(Data items)
◇ ◇ ◇ ◇
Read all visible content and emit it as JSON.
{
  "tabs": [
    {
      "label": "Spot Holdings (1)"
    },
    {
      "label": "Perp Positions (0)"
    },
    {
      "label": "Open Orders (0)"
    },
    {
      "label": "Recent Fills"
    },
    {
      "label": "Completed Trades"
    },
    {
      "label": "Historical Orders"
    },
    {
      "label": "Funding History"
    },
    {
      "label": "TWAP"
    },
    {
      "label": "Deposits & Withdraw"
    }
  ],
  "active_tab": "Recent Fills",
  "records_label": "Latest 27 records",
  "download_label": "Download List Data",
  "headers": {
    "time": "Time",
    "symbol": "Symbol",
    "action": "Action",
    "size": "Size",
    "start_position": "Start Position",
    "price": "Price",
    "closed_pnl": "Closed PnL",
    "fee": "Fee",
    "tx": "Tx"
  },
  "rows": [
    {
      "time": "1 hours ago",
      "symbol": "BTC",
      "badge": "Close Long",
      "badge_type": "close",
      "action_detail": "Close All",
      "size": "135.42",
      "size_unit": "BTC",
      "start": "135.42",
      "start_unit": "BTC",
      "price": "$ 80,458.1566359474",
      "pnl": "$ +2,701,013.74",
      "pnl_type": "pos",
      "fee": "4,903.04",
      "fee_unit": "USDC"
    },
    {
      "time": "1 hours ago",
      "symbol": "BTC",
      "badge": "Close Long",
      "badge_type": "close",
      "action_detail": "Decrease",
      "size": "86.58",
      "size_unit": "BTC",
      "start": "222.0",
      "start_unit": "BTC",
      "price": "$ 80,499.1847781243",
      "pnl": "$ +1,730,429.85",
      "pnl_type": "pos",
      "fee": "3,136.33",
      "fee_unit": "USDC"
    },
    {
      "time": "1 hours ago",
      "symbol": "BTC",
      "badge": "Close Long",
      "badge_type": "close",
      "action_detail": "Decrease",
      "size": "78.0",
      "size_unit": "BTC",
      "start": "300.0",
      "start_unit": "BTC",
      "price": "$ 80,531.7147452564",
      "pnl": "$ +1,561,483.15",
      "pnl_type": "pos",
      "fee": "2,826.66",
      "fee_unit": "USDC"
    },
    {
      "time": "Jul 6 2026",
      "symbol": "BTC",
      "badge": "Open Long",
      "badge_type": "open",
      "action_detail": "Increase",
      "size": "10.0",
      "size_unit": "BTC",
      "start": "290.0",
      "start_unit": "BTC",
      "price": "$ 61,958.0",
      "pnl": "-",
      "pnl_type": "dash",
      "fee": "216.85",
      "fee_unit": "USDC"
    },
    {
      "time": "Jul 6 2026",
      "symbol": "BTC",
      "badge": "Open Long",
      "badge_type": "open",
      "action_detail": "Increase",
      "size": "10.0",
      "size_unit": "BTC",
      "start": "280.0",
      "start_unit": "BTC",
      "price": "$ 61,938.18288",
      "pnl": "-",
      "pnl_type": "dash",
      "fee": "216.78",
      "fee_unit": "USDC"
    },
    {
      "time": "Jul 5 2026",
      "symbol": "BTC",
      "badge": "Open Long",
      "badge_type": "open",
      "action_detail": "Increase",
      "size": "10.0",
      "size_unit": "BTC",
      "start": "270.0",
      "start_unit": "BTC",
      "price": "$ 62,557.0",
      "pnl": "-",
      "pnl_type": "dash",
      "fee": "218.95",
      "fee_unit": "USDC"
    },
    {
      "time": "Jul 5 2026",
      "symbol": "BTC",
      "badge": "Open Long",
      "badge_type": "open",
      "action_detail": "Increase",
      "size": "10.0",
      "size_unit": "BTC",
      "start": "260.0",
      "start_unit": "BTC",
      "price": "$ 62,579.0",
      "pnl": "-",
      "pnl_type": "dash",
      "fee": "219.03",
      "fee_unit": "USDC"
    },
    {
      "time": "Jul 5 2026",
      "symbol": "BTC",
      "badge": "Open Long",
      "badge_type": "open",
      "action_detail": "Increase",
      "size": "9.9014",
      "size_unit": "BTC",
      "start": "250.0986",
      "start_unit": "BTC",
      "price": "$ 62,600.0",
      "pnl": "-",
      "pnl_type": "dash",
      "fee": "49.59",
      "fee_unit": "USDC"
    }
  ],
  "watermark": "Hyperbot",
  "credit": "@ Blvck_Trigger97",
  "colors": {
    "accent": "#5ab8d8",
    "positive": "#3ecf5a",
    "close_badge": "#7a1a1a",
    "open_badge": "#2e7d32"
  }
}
◇ ◇ ◇ ◇
## TASK DESCRIPTION
Please repeat all the records above exactly as they appear.

## OUTPUT
Read all visible content and emit it as JSON.
{
  "tabs": [
    {
      "label": "Spot Holdings (1)"
    },
    {
      "label": "Perp Positions (0)"
    },
    {
      "label": "Open Orders (0)"
    },
    {
      "label": "Recent Fills"
    },
    {
      "label": "Completed Trades"
    },
    {
      "label": "Historical Orders"
    },
    {
      "label": "Funding History"
    },
    {
      "label": "TWAP"
    },
    {
      "label": "Deposits & Withdraw"
    }
  ],
  "active_tab": "Recent Fills",
  "records_label": "Latest 27 records",
  "download_label": "Download List Data",
  "headers": {
    "time": "Time",
    "symbol": "Symbol",
    "action": "Action",
    "size": "Size",
    "start_position": "Start Position",
    "price": "Price",
    "closed_pnl": "Closed PnL",
    "fee": "Fee",
    "tx": "Tx"
  },
  "rows": [
    {
      "time": "1 hours ago",
      "symbol": "BTC",
      "badge": "Close Long",
      "badge_type": "close",
      "action_detail": "Close All",
      "size": "135.42",
      "size_unit": "BTC",
      "start": "135.42",
      "start_unit": "BTC",
      "price": "$ 80,458.1566359474",
      "pnl": "$ +2,701,013.74",
      "pnl_type": "pos",
      "fee": "4,903.04",
      "fee_unit": "USDC"
    },
    {
      "time": "1 hours ago",
      "symbol": "BTC",
      "badge": "Close Long",
      "badge_type": "close",
      "action_detail": "Decrease",
      "size": "86.58",
      "size_unit": "BTC",
      "start": "222.0",
      "start_unit": "BTC",
      "price": "$ 80,499.1847781243",
      "pnl": "$ +1,730,429.85",
      "pnl_type": "pos",
      "fee": "3,136.33",
      "fee_unit": "USDC"
    },
    {
      "time": "1 hours ago",
      "symbol": "BTC",
      "badge": "Close Long",
      "badge_type": "close",
      "action_detail": "Decrease",
      "size": "78.0",
      "size_unit": "BTC",
      "start": "300.0",
      "start_unit": "BTC",
      "price": "$ 80,531.7147452564",
      "pnl": "$ +1,561,483.15",
      "pnl_type": "pos",
      "fee": "2,826.66",
      "fee_unit": "USDC"
    },
    {
      "time": "Jul 6 2026",
      "symbol": "BTC",
      "badge": "Open Long",
      "badge_type": "open",
      "action_detail": "Increase",
      "size": "10.0",
      "size_unit": "BTC",
      "start": "290.0",
      "start_unit": "BTC",
      "price": "$ 61,958.0",
      "pnl": "-",
      "pnl_type": "dash",
      "fee": "216.85",
      "fee_unit": "USDC"
    },
    {
      "time": "Jul 6 2026",
      "symbol": "BTC",
      "badge": "Open Long",
      "badge_type": "open",
      "action_detail": "Increase",
      "size": "10.0",
      "size_unit": "BTC",
      "start": "280.0",
      "start_unit": "BTC",
      "price": "$ 61,938.18288",
      "pnl": "-",
      "pnl_type": "dash",
      "fee": "216.78",
      "fee_unit": "USDC"
    },
    {
      "time": "Jul 5 2026",
      "symbol": "BTC",
      "badge": "Open Long",
      "badge_type": "open",
      "action_detail": "Increase",
      "size": "10.0",
      "size_unit": "BTC",
      "start": "270.0",
      "start_unit": "BTC",
      "price": "$ 62,557.0",
      "pnl": "-",
      "pnl_type": "dash",
      "fee": "218.95",
      "fee_unit": "USDC"
    },
    {
      "time": "Jul 5 2026",
      "symbol": "BTC",
      "badge": "Open Long",
      "badge_type": "open",
      "action_detail": "Increase",
      "size": "10.0",
      "size_unit": "BTC",
      "start": "260.0",
      "start_unit": "BTC",
      "price": "$ 62,579.0",
      "pnl": "-",
      "pnl_type": "dash",
      "fee": "219.03",
      "fee_unit": "USDC"
    },
    {
      "time": "Jul 5 2026",
      "symbol": "BTC",
      "badge": "Open Long",
      "badge_type": "open",
      "action_detail": "Increase",
      "size": "9.9014",
      "size_unit": "BTC",
      "start": "250.0986",
      "start_unit": "BTC",
      "price": "$ 62,600.0",
      "pnl": "-",
      "pnl_type": "dash",
      "fee": "49.59",
      "fee_unit": "USDC"
    }
  ],
  "watermark": "Hyperbot",
  "credit": "@ Blvck_Trigger97",
  "colors": {
    "accent": "#5ab8d8",
    "positive": "#3ecf5a",
    "close_badge": "#7a1a1a",
    "open_badge": "#2e7d32"
  }
}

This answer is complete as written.